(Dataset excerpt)
╔══

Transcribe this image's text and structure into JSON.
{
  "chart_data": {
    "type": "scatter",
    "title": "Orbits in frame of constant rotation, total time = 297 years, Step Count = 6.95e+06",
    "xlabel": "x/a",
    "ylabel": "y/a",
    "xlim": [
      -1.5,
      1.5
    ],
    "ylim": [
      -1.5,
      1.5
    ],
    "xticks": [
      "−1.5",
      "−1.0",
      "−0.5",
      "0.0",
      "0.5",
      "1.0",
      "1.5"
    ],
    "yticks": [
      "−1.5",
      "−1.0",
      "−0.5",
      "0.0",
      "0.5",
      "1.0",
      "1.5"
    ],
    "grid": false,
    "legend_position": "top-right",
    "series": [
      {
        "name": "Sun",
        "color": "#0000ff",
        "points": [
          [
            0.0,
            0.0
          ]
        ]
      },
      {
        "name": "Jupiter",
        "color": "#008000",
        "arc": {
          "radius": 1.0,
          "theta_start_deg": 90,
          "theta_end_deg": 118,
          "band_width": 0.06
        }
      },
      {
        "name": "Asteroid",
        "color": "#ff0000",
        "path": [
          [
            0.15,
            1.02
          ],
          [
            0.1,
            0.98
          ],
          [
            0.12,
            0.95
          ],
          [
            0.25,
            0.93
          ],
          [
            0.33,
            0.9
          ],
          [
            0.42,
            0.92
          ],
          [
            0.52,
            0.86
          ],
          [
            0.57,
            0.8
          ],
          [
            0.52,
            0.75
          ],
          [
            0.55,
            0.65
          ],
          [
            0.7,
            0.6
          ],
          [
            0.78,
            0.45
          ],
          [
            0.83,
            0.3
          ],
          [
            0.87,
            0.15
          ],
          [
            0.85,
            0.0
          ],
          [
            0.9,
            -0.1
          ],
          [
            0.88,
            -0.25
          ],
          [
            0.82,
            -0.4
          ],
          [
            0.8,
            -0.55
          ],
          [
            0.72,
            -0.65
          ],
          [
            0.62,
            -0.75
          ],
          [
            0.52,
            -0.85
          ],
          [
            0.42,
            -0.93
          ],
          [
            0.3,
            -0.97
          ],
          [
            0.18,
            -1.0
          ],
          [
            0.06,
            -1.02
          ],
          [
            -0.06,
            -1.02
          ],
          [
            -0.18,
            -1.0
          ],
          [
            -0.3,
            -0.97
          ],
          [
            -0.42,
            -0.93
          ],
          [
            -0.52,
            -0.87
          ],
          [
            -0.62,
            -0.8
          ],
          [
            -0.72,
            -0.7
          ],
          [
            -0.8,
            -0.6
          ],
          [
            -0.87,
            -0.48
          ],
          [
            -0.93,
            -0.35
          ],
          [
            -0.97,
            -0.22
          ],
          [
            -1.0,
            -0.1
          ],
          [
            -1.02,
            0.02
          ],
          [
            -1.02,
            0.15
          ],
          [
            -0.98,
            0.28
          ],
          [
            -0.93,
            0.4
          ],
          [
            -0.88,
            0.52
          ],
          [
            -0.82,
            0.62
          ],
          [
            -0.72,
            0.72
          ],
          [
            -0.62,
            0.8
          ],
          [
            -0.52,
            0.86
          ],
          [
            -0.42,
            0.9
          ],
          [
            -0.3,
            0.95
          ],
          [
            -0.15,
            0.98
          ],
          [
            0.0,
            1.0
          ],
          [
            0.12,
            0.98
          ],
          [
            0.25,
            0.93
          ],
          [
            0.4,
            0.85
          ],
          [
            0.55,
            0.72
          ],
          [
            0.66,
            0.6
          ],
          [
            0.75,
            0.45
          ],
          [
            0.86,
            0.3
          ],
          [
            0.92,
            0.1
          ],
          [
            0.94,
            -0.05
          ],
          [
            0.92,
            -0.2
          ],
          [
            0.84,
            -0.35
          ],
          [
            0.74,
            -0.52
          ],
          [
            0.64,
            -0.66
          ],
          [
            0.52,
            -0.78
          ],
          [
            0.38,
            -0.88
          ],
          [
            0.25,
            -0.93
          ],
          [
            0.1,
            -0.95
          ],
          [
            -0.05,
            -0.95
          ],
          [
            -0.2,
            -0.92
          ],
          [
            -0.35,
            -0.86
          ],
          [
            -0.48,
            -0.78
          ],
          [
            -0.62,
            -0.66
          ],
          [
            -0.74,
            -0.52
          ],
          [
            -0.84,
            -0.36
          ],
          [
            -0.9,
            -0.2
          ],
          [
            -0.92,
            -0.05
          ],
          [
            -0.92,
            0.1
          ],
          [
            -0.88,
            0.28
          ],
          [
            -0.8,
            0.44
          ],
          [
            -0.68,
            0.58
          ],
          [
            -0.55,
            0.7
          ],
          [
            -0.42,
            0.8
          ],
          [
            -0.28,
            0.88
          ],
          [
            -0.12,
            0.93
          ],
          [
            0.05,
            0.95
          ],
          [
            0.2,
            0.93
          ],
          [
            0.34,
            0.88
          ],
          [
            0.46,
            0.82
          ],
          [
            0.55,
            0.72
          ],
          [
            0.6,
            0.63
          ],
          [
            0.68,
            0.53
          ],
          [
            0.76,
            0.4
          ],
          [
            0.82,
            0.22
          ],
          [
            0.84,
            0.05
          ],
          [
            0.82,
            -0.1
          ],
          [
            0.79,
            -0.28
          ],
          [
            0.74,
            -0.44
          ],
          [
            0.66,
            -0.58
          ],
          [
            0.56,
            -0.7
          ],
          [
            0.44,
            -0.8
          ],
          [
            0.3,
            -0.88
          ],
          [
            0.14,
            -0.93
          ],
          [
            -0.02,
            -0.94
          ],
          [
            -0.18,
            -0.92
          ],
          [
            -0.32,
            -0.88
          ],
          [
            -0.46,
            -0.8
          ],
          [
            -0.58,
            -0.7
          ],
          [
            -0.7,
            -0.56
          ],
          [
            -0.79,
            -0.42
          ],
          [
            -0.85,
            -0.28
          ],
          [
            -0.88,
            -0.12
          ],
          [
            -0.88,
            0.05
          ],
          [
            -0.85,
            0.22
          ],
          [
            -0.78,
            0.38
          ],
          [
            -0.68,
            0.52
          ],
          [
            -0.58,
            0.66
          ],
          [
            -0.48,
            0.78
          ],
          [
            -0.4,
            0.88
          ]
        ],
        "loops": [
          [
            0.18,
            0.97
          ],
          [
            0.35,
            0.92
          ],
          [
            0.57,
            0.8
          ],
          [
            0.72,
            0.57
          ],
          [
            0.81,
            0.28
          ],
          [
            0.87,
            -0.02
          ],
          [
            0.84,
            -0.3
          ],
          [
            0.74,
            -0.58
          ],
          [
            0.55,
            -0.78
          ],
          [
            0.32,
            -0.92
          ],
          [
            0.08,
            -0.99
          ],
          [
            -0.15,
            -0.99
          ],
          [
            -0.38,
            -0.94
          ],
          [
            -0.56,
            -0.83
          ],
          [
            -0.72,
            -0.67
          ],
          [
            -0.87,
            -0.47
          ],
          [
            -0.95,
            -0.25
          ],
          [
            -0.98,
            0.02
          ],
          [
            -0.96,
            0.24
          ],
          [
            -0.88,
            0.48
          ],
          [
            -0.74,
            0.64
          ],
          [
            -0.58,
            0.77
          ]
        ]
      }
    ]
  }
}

╚══

* [EXERCISE DESCRIPTION]
Repeat every entry exactly, please.

* [SOLUTION FOR THIS PROBLEM]
Transcribe this image's text and structure into JSON.
{
  "chart_data": {
    "type": "scatter",
    "title": "Orbits in frame of constant rotation, total time = 297 years, Step Count = 6.95e+06",
    "xlabel": "x/a",
    "ylabel": "y/a",
    "xlim": [
      -1.5,
      1.5
    ],
    "ylim": [
      -1.5,
      1.5
    ],
    "xticks": [
      "−1.5",
      "−1.0",
      "−0.5",
      "0.0",
      "0.5",
      "1.0",
      "1.5"
    ],
    "yticks": [
      "−1.5",
      "−1.0",
      "−0.5",
      "0.0",
      "0.5",
      "1.0",
      "1.5"
    ],
    "grid": false,
    "legend_position": "top-right",
    "series": [
      {
        "name": "Sun",
        "color": "#0000ff",
        "points": [
          [
            0.0,
            0.0
          ]
        ]
      },
      {
        "name": "Jupiter",
        "color": "#008000",
        "arc": {
          "radius": 1.0,
          "theta_start_deg": 90,
          "theta_end_deg": 118,
          "band_width": 0.06
        }
      },
      {
        "name": "Asteroid",
        "color": "#ff0000",
        "path": [
          [
            0.15,
            1.02
          ],
          [
            0.1,
            0.98
          ],
          [
            0.12,
            0.95
          ],
          [
            0.25,
            0.93
          ],
          [
            0.33,
            0.9
          ],
          [
            0.42,
            0.92
          ],
          [
            0.52,
            0.86
          ],
          [
            0.57,
            0.8
          ],
          [
            0.52,
            0.75
          ],
          [
            0.55,
            0.65
          ],
          [
            0.7,
            0.6
          ],
          [
            0.78,
            0.45
          ],
          [
            0.83,
            0.3
          ],
          [
            0.87,
            0.15
          ],
          [
            0.85,
            0.0
          ],
          [
            0.9,
            -0.1
          ],
          [
            0.88,
            -0.25
          ],
          [
            0.82,
            -0.4
          ],
          [
            0.8,
            -0.55
          ],
          [
            0.72,
            -0.65
          ],
          [
            0.62,
            -0.75
          ],
          [
            0.52,
            -0.85
          ],
          [
            0.42,
            -0.93
          ],
          [
            0.3,
            -0.97
          ],
          [
            0.18,
            -1.0
          ],
          [
            0.06,
            -1.02
          ],
          [
            -0.06,
            -1.02
          ],
          [
            -0.18,
            -1.0
          ],
          [
            -0.3,
            -0.97
          ],
          [
            -0.42,
            -0.93
          ],
          [
            -0.52,
            -0.87
          ],
          [
            -0.62,
            -0.8
          ],
          [
            -0.72,
            -0.7
          ],
          [
            -0.8,
            -0.6
          ],
          [
            -0.87,
            -0.48
          ],
          [
            -0.93,
            -0.35
          ],
          [
            -0.97,
            -0.22
          ],
          [
            -1.0,
            -0.1
          ],
          [
            -1.02,
            0.02
          ],
          [
            -1.02,
            0.15
          ],
          [
            -0.98,
            0.28
          ],
          [
            -0.93,
            0.4
          ],
          [
            -0.88,
            0.52
          ],
          [
            -0.82,
            0.62
          ],
          [
            -0.72,
            0.72
          ],
          [
            -0.62,
            0.8
          ],
          [
            -0.52,
            0.86
          ],
          [
            -0.42,
            0.9
          ],
          [
            -0.3,
            0.95
          ],
          [
            -0.15,
            0.98
          ],
          [
            0.0,
            1.0
          ],
          [
            0.12,
            0.98
          ],
          [
            0.25,
            0.93
          ],
          [
            0.4,
            0.85
          ],
          [
            0.55,
            0.72
          ],
          [
            0.66,
            0.6
          ],
          [
            0.75,
            0.45
          ],
          [
            0.86,
            0.3
          ],
          [
            0.92,
            0.1
          ],
          [
            0.94,
            -0.05
          ],
          [
            0.92,
            -0.2
          ],
          [
            0.84,
            -0.35
          ],
          [
            0.74,
            -0.52
          ],
          [
            0.64,
            -0.66
          ],
          [
            0.52,
            -0.78
          ],
          [
            0.38,
            -0.88
          ],
          [
            0.25,
            -0.93
          ],
          [
            0.1,
            -0.95
          ],
          [
            -0.05,
            -0.95
          ],
          [
            -0.2,
            -0.92
          ],
          [
            -0.35,
            -0.86
          ],
          [
            -0.48,
            -0.78
          ],
          [
            -0.62,
            -0.66
          ],
          [
            -0.74,
            -0.52
          ],
          [
            -0.84,
            -0.36
          ],
          [
            -0.9,
            -0.2
          ],
          [
            -0.92,
            -0.05
          ],
          [
            -0.92,
            0.1
          ],
          [
            -0.88,
            0.28
          ],
          [
            -0.8,
            0.44
          ],
          [
            -0.68,
            0.58
          ],
          [
            -0.55,
            0.7
          ],
          [
            -0.42,
            0.8
          ],
          [
            -0.28,
            0.88
          ],
          [
            -0.12,
            0.93
          ],
          [
            0.05,
            0.95
          ],
          [
            0.2,
            0.93
          ],
          [
            0.34,
            0.88
          ],
          [
            0.46,
            0.82
          ],
          [
            0.55,
            0.72
          ],
          [
            0.6,
            0.63
          ],
          [
            0.68,
            0.53
          ],
          [
            0.76,
            0.4
          ],
          [
            0.82,
            0.22
          ],
          [
            0.84,
            0.05
          ],
          [
            0.82,
            -0.1
          ],
          [
            0.79,
            -0.28
          ],
          [
            0.74,
            -0.44
          ],
          [
            0.66,
            -0.58
          ],
          [
            0.56,
            -0.7
          ],
          [
            0.44,
            -0.8
          ],
          [
            0.3,
            -0.88
          ],
          [
            0.14,
            -0.93
          ],
          [
            -0.02,
            -0.94
          ],
          [
            -0.18,
            -0.92
          ],
          [
            -0.32,
            -0.88
          ],
          [
            -0.46,
            -0.8
          ],
          [
            -0.58,
            -0.7
          ],
          [
            -0.7,
            -0.56
          ],
          [
            -0.79,
            -0.42
          ],
          [
            -0.85,
            -0.28
          ],
          [
            -0.88,
            -0.12
          ],
          [
            -0.88,
            0.05
          ],
          [
            -0.85,
            0.22
          ],
          [
            -0.78,
            0.38
          ],
          [
            -0.68,
            0.52
          ],
          [
            -0.58,
            0.66
          ],
          [
            -0.48,
            0.78
          ],
          [
            -0.4,
            0.88
          ]
        ],
        "loops": [
          [
            0.18,
            0.97
          ],
          [
            0.35,
            0.92
          ],
          [
            0.57,
            0.8
          ],
          [
            0.72,
            0.57
          ],
          [
            0.81,
            0.28
          ],
          [
            0.87,
            -0.02
          ],
          [
            0.84,
            -0.3
          ],
          [
            0.74,
            -0.58
          ],
          [
            0.55,
            -0.78
          ],
          [
            0.32,
            -0.92
          ],
          [
            0.08,
            -0.99
          ],
          [
            -0.15,
            -0.99
          ],
          [
            -0.38,
            -0.94
          ],
          [
            -0.56,
            -0.83
          ],
          [
            -0.72,
            -0.67
          ],
          [
            -0.87,
            -0.47
          ],
          [
            -0.95,
            -0.25
          ],
          [
            -0.98,
            0.02
          ],
          [
            -0.96,
            0.24
          ],
          [
            -0.88,
            0.48
          ],
          [
            -0.74,
            0.64
          ],
          [
            -0.58,
            0.77
          ]
        ]
      }
    ]
  }
}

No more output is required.